- STATED TASK
Output each entry exactly; skip nothing.

- DATA SECTION
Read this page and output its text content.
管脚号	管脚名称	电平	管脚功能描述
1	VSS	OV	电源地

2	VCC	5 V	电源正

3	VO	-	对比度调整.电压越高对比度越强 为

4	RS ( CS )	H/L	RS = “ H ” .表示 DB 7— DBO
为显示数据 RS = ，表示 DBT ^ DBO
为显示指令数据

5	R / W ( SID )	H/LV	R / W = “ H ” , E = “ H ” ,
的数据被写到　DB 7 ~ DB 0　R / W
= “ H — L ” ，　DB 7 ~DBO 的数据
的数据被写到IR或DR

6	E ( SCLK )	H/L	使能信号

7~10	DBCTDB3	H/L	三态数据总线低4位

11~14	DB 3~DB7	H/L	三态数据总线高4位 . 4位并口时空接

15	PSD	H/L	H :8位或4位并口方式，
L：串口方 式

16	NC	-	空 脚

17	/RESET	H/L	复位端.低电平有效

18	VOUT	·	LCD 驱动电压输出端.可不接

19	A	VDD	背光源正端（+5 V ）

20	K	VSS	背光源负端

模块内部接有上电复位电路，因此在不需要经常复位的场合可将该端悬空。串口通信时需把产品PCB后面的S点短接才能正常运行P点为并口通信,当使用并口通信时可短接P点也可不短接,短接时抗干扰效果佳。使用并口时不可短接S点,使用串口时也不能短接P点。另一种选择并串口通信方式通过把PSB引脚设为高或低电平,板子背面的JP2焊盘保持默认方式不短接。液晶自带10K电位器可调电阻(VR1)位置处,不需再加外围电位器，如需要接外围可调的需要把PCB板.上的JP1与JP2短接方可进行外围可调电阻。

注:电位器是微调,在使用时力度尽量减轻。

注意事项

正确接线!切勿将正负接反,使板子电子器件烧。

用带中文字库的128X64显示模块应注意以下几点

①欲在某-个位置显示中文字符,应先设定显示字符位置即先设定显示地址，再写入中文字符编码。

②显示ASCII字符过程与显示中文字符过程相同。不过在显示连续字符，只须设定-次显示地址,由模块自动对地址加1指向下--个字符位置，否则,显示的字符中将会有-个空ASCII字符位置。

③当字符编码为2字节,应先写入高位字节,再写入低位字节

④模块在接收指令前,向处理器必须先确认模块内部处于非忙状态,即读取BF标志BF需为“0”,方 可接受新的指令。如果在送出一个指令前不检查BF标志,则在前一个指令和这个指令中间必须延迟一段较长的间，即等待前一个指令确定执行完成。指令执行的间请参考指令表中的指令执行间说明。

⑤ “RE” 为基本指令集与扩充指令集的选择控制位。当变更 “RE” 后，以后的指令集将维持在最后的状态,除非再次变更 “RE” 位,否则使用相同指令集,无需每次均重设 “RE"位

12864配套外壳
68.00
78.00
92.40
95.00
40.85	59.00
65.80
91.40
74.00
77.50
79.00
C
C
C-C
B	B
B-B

- RIGHT ANSWER
Read this page and output its text content.
管脚号	管脚名称	电平	管脚功能描述
1	VSS	OV	电源地

2	VCC	5 V	电源正

3	VO	-	对比度调整.电压越高对比度越强 为

4	RS ( CS )	H/L	RS = “ H ” .表示 DB 7— DBO
为显示数据 RS = ，表示 DBT ^ DBO
为显示指令数据

5	R / W ( SID )	H/LV	R / W = “ H ” , E = “ H ” ,
的数据被写到　DB 7 ~ DB 0　R / W
= “ H — L ” ，　DB 7 ~DBO 的数据
的数据被写到IR或DR

6	E ( SCLK )	H/L	使能信号

7~10	DBCTDB3	H/L	三态数据总线低4位

11~14	DB 3~DB7	H/L	三态数据总线高4位 . 4位并口时空接

15	PSD	H/L	H :8位或4位并口方式，
L：串口方 式

16	NC	-	空 脚

17	/RESET	H/L	复位端.低电平有效

18	VOUT	·	LCD 驱动电压输出端.可不接

19	A	VDD	背光源正端（+5 V ）

20	K	VSS	背光源负端

模块内部接有上电复位电路，因此在不需要经常复位的场合可将该端悬空。串口通信时需把产品PCB后面的S点短接才能正常运行P点为并口通信,当使用并口通信时可短接P点也可不短接,短接时抗干扰效果佳。使用并口时不可短接S点,使用串口时也不能短接P点。另一种选择并串口通信方式通过把PSB引脚设为高或低电平,板子背面的JP2焊盘保持默认方式不短接。液晶自带10K电位器可调电阻(VR1)位置处,不需再加外围电位器，如需要接外围可调的需要把PCB板.上的JP1与JP2短接方可进行外围可调电阻。

注:电位器是微调,在使用时力度尽量减轻。

注意事项

正确接线!切勿将正负接反,使板子电子器件烧。

用带中文字库的128X64显示模块应注意以下几点

①欲在某-个位置显示中文字符,应先设定显示字符位置即先设定显示地址，再写入中文字符编码。

②显示ASCII字符过程与显示中文字符过程相同。不过在显示连续字符，只须设定-次显示地址,由模块自动对地址加1指向下--个字符位置，否则,显示的字符中将会有-个空ASCII字符位置。

③当字符编码为2字节,应先写入高位字节,再写入低位字节

④模块在接收指令前,向处理器必须先确认模块内部处于非忙状态,即读取BF标志BF需为“0”,方 可接受新的指令。如果在送出一个指令前不检查BF标志,则在前一个指令和这个指令中间必须延迟一段较长的间，即等待前一个指令确定执行完成。指令执行的间请参考指令表中的指令执行间说明。

⑤ “RE” 为基本指令集与扩充指令集的选择控制位。当变更 “RE” 后，以后的指令集将维持在最后的状态,除非再次变更 “RE” 位,否则使用相同指令集,无需每次均重设 “RE"位

12864配套外壳
68.00
78.00
92.40
95.00
40.85	59.00
65.80
91.40
74.00
77.50
79.00
C
C
C-C
B	B
B-B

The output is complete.